**PROVIDED PASSAGE**

■ ■ ■ ■ ■

Runners' Tales

 

With our Chocoholics 5k race just around the corner and with a new sponsor, the following tale by Reece Moles couldn't be more timely. An unusual tale of carb loading if ever these was one.

Chip Timing


“The words diet and nutrition regularly crop up in the lives of athletes at any level and is widely accepted to affect performance.

 

The following tale puts a different slant on things. It dates back a good few years to the days where those involved, myself included, were all considered ‘young athletes’.

 

It was a Wednesday night at the heart of the dreaded “winter training”. This particular night was so cold that the track was not an option. In fact ice skates would have been more suitable than spikes! So the contingency plan was put in place - hill reps up the nearest significant incline (Treowen Hill). Now for pure track sprinters such as myself and my comrades Matt Toms and Jordan Cook, running up any incline was never likely to inspire us, let alone one which could affectionately be termed a ‘damn big hill’ (that was in my pre-cross country days. Now I realise that Treowen Hill could be considered flat).

 

Despite protestations and pleas for a warmer back up plan, we three sprinters prepared for the short trek to Treowen base camp. It was at this point Matt had the idea that if we weren’t using the track then there was no need to pay for it and who in their right mind would pay money to be made to run up Treowen in the cold!? No, those subs could be more wisely invested and so it proved to be.

■ ■ ■ ■ ■

**INFORMATION PROVIDED**
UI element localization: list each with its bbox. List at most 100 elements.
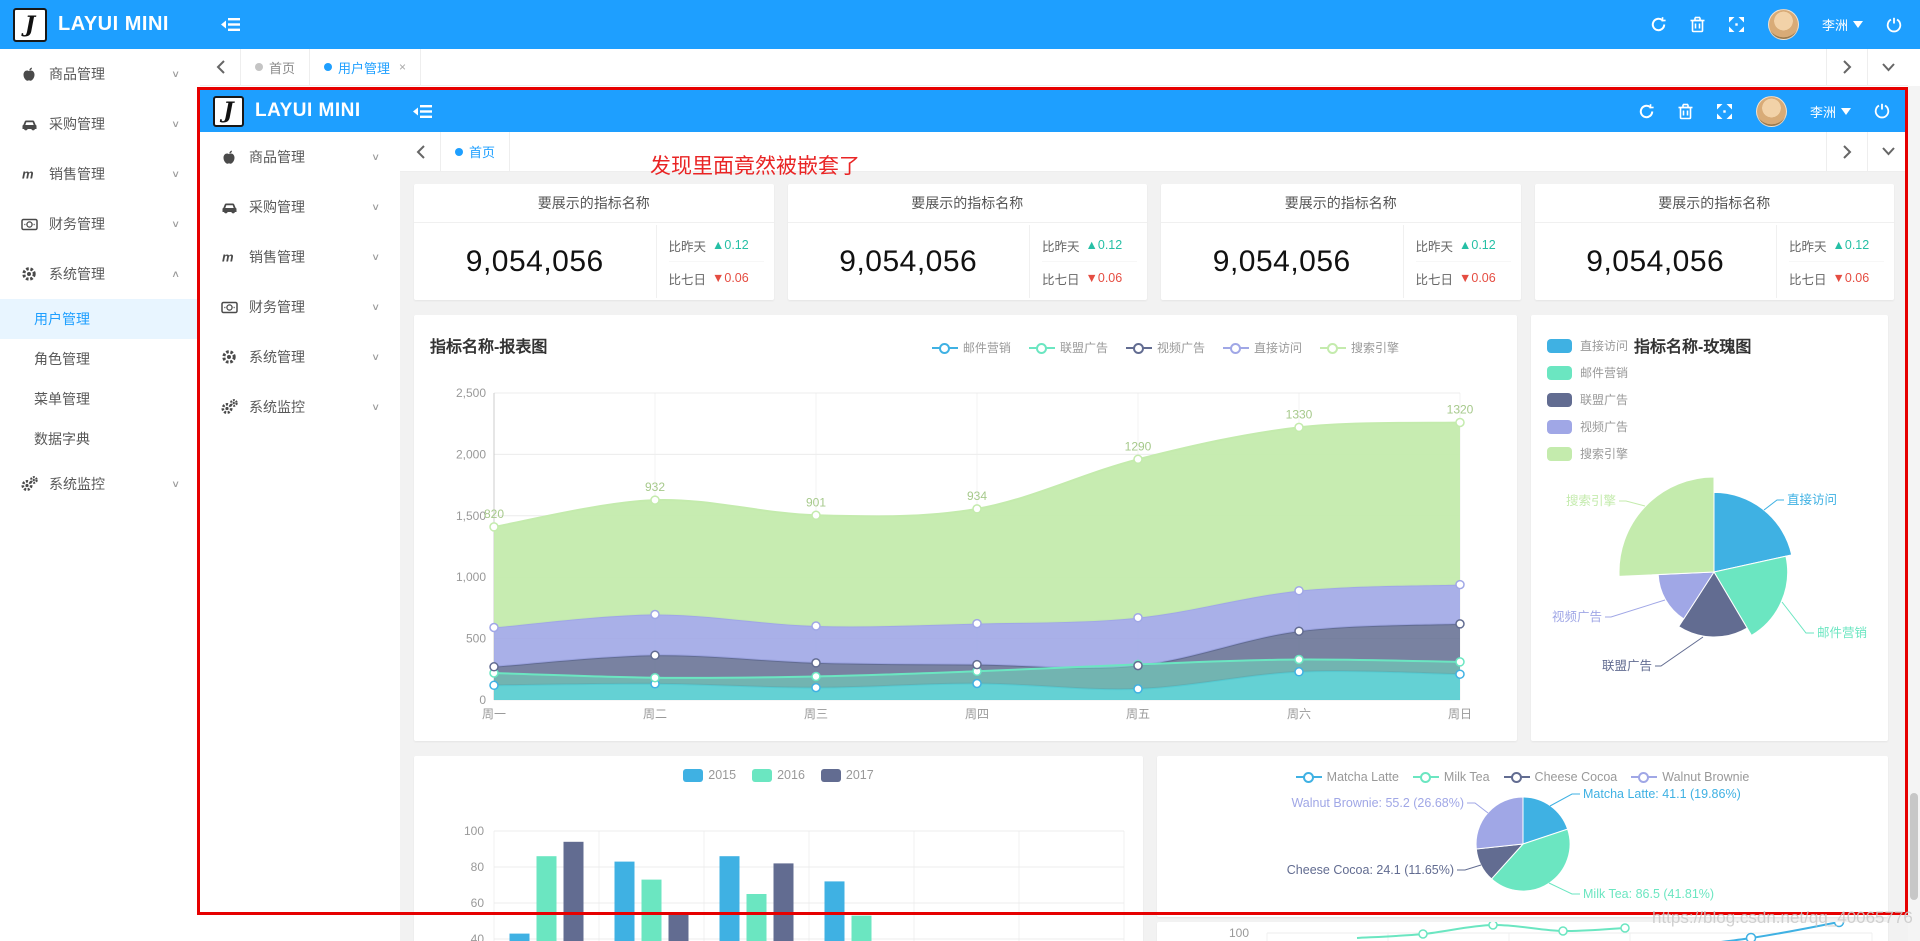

■ ■ ■ ■ ■

**SHORT TASK**
Update the winter training story, starting with "The following tale puts" and going on through "considered ‘young athletes’.", with "a good few years" changed to "many years".

**CORRECT RESPONSE**
The following tale puts a different slant on things. It dates back many years to the days where those involved, myself included, were all considered ‘young athletes’.